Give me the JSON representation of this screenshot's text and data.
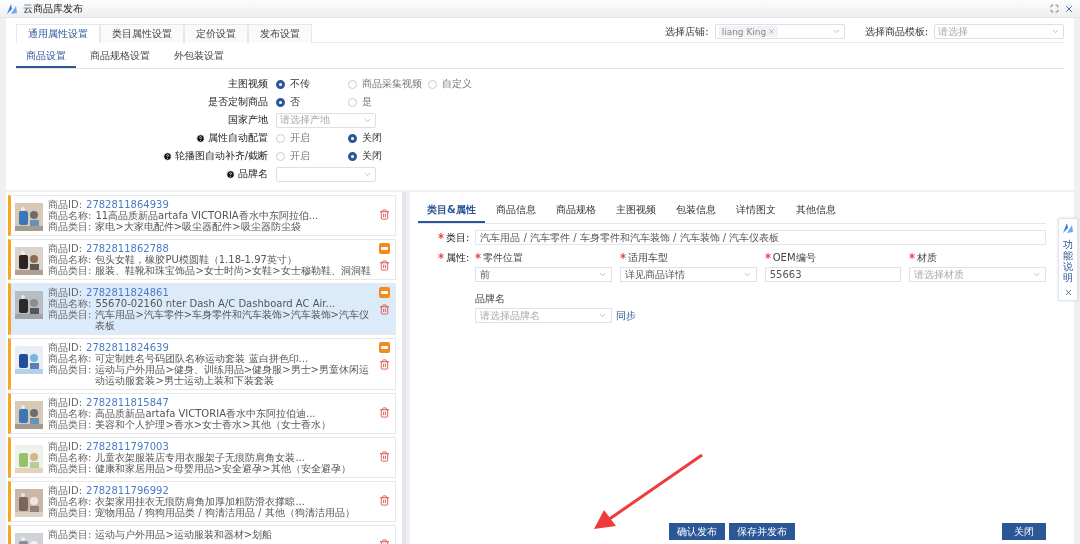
{
  "window": {
    "title": "云商品库发布"
  },
  "main_tabs": [
    {
      "label": "通用属性设置",
      "selected": true
    },
    {
      "label": "类目属性设置",
      "selected": false
    },
    {
      "label": "定价设置",
      "selected": false
    },
    {
      "label": "发布设置",
      "selected": false
    }
  ],
  "store_select": {
    "label": "选择店铺:",
    "tag": "liang King"
  },
  "template_select": {
    "label": "选择商品模板:",
    "placeholder": "请选择"
  },
  "sub_tabs": [
    {
      "label": "商品设置",
      "selected": true
    },
    {
      "label": "商品规格设置",
      "selected": false
    },
    {
      "label": "外包装设置",
      "selected": false
    }
  ],
  "settings": [
    {
      "kind": "radio",
      "label": "主图视频",
      "help": false,
      "options": [
        {
          "label": "不传",
          "selected": true
        },
        {
          "label": "商品采集视频",
          "selected": false
        },
        {
          "label": "自定义",
          "selected": false
        }
      ]
    },
    {
      "kind": "radio",
      "label": "是否定制商品",
      "help": false,
      "options": [
        {
          "label": "否",
          "selected": true
        },
        {
          "label": "是",
          "selected": false
        }
      ]
    },
    {
      "kind": "select",
      "label": "国家产地",
      "help": false,
      "placeholder": "请选择产地"
    },
    {
      "kind": "radio",
      "label": "属性自动配置",
      "help": true,
      "options": [
        {
          "label": "开启",
          "selected": false
        },
        {
          "label": "关闭",
          "selected": true
        }
      ]
    },
    {
      "kind": "radio",
      "label": "轮播图自动补齐/截断",
      "help": true,
      "options": [
        {
          "label": "开启",
          "selected": false
        },
        {
          "label": "关闭",
          "selected": true
        }
      ]
    },
    {
      "kind": "select",
      "label": "品牌名",
      "help": true
    }
  ],
  "products": [
    {
      "id_label": "商品ID:",
      "id": "2782811864939",
      "name_label": "商品名称:",
      "name": "11高品质新品artafa VICTORIA香水中东阿拉伯...",
      "category_label": "商品类目:",
      "category": "家电>大家电配件>吸尘器配件>吸尘器防尘袋",
      "badge": false,
      "selected": false
    },
    {
      "id_label": "商品ID:",
      "id": "2782811862788",
      "name_label": "商品名称:",
      "name": "包头女鞋，橡胶PU模圆鞋（1.18-1.97英寸）",
      "category_label": "商品类目:",
      "category": "服装、鞋靴和珠宝饰品>女士时尚>女鞋>女士穆勒鞋、洞洞鞋",
      "badge": true,
      "selected": false
    },
    {
      "id_label": "商品ID:",
      "id": "2782811824861",
      "name_label": "商品名称:",
      "name": "55670-02160 nter Dash A/C Dashboard AC Air...",
      "category_label": "商品类目:",
      "category": "汽车用品>汽车零件>车身零件和汽车装饰>汽车装饰>汽车仪表板",
      "badge": true,
      "selected": true
    },
    {
      "id_label": "商品ID:",
      "id": "2782811824639",
      "name_label": "商品名称:",
      "name": "可定制姓名号码团队名称运动套装 蓝白拼色印...",
      "category_label": "商品类目:",
      "category": "运动与户外用品>健身、训练用品>健身服>男士>男童休闲运动运动服套装>男士运动上装和下装套装",
      "badge": true,
      "selected": false
    },
    {
      "id_label": "商品ID:",
      "id": "2782811815847",
      "name_label": "商品名称:",
      "name": "高品质新品artafa VICTORIA香水中东阿拉伯迪...",
      "category_label": "商品类目:",
      "category": "美容和个人护理>香水>女士香水>其他（女士香水）",
      "badge": false,
      "selected": false
    },
    {
      "id_label": "商品ID:",
      "id": "2782811797003",
      "name_label": "商品名称:",
      "name": "儿童衣架服装店专用衣服架子无痕防肩角女装...",
      "category_label": "商品类目:",
      "category": "健康和家居用品>母婴用品>安全避孕>其他（安全避孕）",
      "badge": false,
      "selected": false
    },
    {
      "id_label": "商品ID:",
      "id": "2782811796992",
      "name_label": "商品名称:",
      "name": "衣架家用挂衣无痕防肩角加厚加粗防滑衣撑晾...",
      "category_label": "商品类目:",
      "category": "宠物用品 / 狗狗用品类 / 狗清洁用品 / 其他（狗清洁用品）",
      "badge": false,
      "selected": false
    },
    {
      "category_label": "商品类目:",
      "category": "运动与户外用品>运动服装和器材>划船",
      "badge": false,
      "selected": false
    }
  ],
  "detail_tabs": [
    {
      "label": "类目&属性",
      "selected": true
    },
    {
      "label": "商品信息",
      "selected": false
    },
    {
      "label": "商品规格",
      "selected": false
    },
    {
      "label": "主图视频",
      "selected": false
    },
    {
      "label": "包装信息",
      "selected": false
    },
    {
      "label": "详情图文",
      "selected": false
    },
    {
      "label": "其他信息",
      "selected": false
    }
  ],
  "category": {
    "required": true,
    "label": "类目:",
    "value": "汽车用品 / 汽车零件 / 车身零件和汽车装饰 / 汽车装饰 / 汽车仪表板"
  },
  "attributes": {
    "required": true,
    "label": "属性:",
    "fields": [
      {
        "kind": "select",
        "label": "零件位置",
        "required": true,
        "value": "前"
      },
      {
        "kind": "select",
        "label": "适用车型",
        "required": true,
        "value": "详见商品详情"
      },
      {
        "kind": "input",
        "label": "OEM编号",
        "required": true,
        "value": "55663"
      },
      {
        "kind": "select",
        "label": "材质",
        "required": true,
        "placeholder": "请选择材质"
      },
      {
        "kind": "select",
        "label": "品牌名",
        "required": false,
        "placeholder": "请选择品牌名",
        "link": "同步"
      }
    ]
  },
  "help_panel": {
    "label": "功能说明"
  },
  "buttons": {
    "confirm": "确认发布",
    "save_publish": "保存并发布",
    "close": "关闭"
  }
}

--

### Written exercise:
Return all of the entries word for word, but omit the pictures.

### Written answer:
Give me the JSON representation of this screenshot's text and data.
{
  "window": {
    "title": "云商品库发布"
  },
  "main_tabs": [
    {
      "label": "通用属性设置",
      "selected": true
    },
    {
      "label": "类目属性设置",
      "selected": false
    },
    {
      "label": "定价设置",
      "selected": false
    },
    {
      "label": "发布设置",
      "selected": false
    }
  ],
  "store_select": {
    "label": "选择店铺:",
    "tag": "liang King"
  },
  "template_select": {
    "label": "选择商品模板:",
    "placeholder": "请选择"
  },
  "sub_tabs": [
    {
      "label": "商品设置",
      "selected": true
    },
    {
      "label": "商品规格设置",
      "selected": false
    },
    {
      "label": "外包装设置",
      "selected": false
    }
  ],
  "settings": [
    {
      "kind": "radio",
      "label": "主图视频",
      "help": false,
      "options": [
        {
          "label": "不传",
          "selected": true
        },
        {
          "label": "商品采集视频",
          "selected": false
        },
        {
          "label": "自定义",
          "selected": false
        }
      ]
    },
    {
      "kind": "radio",
      "label": "是否定制商品",
      "help": false,
      "options": [
        {
          "label": "否",
          "selected": true
        },
        {
          "label": "是",
          "selected": false
        }
      ]
    },
    {
      "kind": "select",
      "label": "国家产地",
      "help": false,
      "placeholder": "请选择产地"
    },
    {
      "kind": "radio",
      "label": "属性自动配置",
      "help": true,
      "options": [
        {
          "label": "开启",
          "selected": false
        },
        {
          "label": "关闭",
          "selected": true
        }
      ]
    },
    {
      "kind": "radio",
      "label": "轮播图自动补齐/截断",
      "help": true,
      "options": [
        {
          "label": "开启",
          "selected": false
        },
        {
          "label": "关闭",
          "selected": true
        }
      ]
    },
    {
      "kind": "select",
      "label": "品牌名",
      "help": true
    }
  ],
  "products": [
    {
      "id_label": "商品ID:",
      "id": "2782811864939",
      "name_label": "商品名称:",
      "name": "11高品质新品artafa VICTORIA香水中东阿拉伯...",
      "category_label": "商品类目:",
      "category": "家电>大家电配件>吸尘器配件>吸尘器防尘袋",
      "badge": false,
      "selected": false
    },
    {
      "id_label": "商品ID:",
      "id": "2782811862788",
      "name_label": "商品名称:",
      "name": "包头女鞋，橡胶PU模圆鞋（1.18-1.97英寸）",
      "category_label": "商品类目:",
      "category": "服装、鞋靴和珠宝饰品>女士时尚>女鞋>女士穆勒鞋、洞洞鞋",
      "badge": true,
      "selected": false
    },
    {
      "id_label": "商品ID:",
      "id": "2782811824861",
      "name_label": "商品名称:",
      "name": "55670-02160 nter Dash A/C Dashboard AC Air...",
      "category_label": "商品类目:",
      "category": "汽车用品>汽车零件>车身零件和汽车装饰>汽车装饰>汽车仪表板",
      "badge": true,
      "selected": true
    },
    {
      "id_label": "商品ID:",
      "id": "2782811824639",
      "name_label": "商品名称:",
      "name": "可定制姓名号码团队名称运动套装 蓝白拼色印...",
      "category_label": "商品类目:",
      "category": "运动与户外用品>健身、训练用品>健身服>男士>男童休闲运动运动服套装>男士运动上装和下装套装",
      "badge": true,
      "selected": false
    },
    {
      "id_label": "商品ID:",
      "id": "2782811815847",
      "name_label": "商品名称:",
      "name": "高品质新品artafa VICTORIA香水中东阿拉伯迪...",
      "category_label": "商品类目:",
      "category": "美容和个人护理>香水>女士香水>其他（女士香水）",
      "badge": false,
      "selected": false
    },
    {
      "id_label": "商品ID:",
      "id": "2782811797003",
      "name_label": "商品名称:",
      "name": "儿童衣架服装店专用衣服架子无痕防肩角女装...",
      "category_label": "商品类目:",
      "category": "健康和家居用品>母婴用品>安全避孕>其他（安全避孕）",
      "badge": false,
      "selected": false
    },
    {
      "id_label": "商品ID:",
      "id": "2782811796992",
      "name_label": "商品名称:",
      "name": "衣架家用挂衣无痕防肩角加厚加粗防滑衣撑晾...",
      "category_label": "商品类目:",
      "category": "宠物用品 / 狗狗用品类 / 狗清洁用品 / 其他（狗清洁用品）",
      "badge": false,
      "selected": false
    },
    {
      "category_label": "商品类目:",
      "category": "运动与户外用品>运动服装和器材>划船",
      "badge": false,
      "selected": false
    }
  ],
  "detail_tabs": [
    {
      "label": "类目&属性",
      "selected": true
    },
    {
      "label": "商品信息",
      "selected": false
    },
    {
      "label": "商品规格",
      "selected": false
    },
    {
      "label": "主图视频",
      "selected": false
    },
    {
      "label": "包装信息",
      "selected": false
    },
    {
      "label": "详情图文",
      "selected": false
    },
    {
      "label": "其他信息",
      "selected": false
    }
  ],
  "category": {
    "required": true,
    "label": "类目:",
    "value": "汽车用品 / 汽车零件 / 车身零件和汽车装饰 / 汽车装饰 / 汽车仪表板"
  },
  "attributes": {
    "required": true,
    "label": "属性:",
    "fields": [
      {
        "kind": "select",
        "label": "零件位置",
        "required": true,
        "value": "前"
      },
      {
        "kind": "select",
        "label": "适用车型",
        "required": true,
        "value": "详见商品详情"
      },
      {
        "kind": "input",
        "label": "OEM编号",
        "required": true,
        "value": "55663"
      },
      {
        "kind": "select",
        "label": "材质",
        "required": true,
        "placeholder": "请选择材质"
      },
      {
        "kind": "select",
        "label": "品牌名",
        "required": false,
        "placeholder": "请选择品牌名",
        "link": "同步"
      }
    ]
  },
  "help_panel": {
    "label": "功能说明"
  },
  "buttons": {
    "confirm": "确认发布",
    "save_publish": "保存并发布",
    "close": "关闭"
  }
}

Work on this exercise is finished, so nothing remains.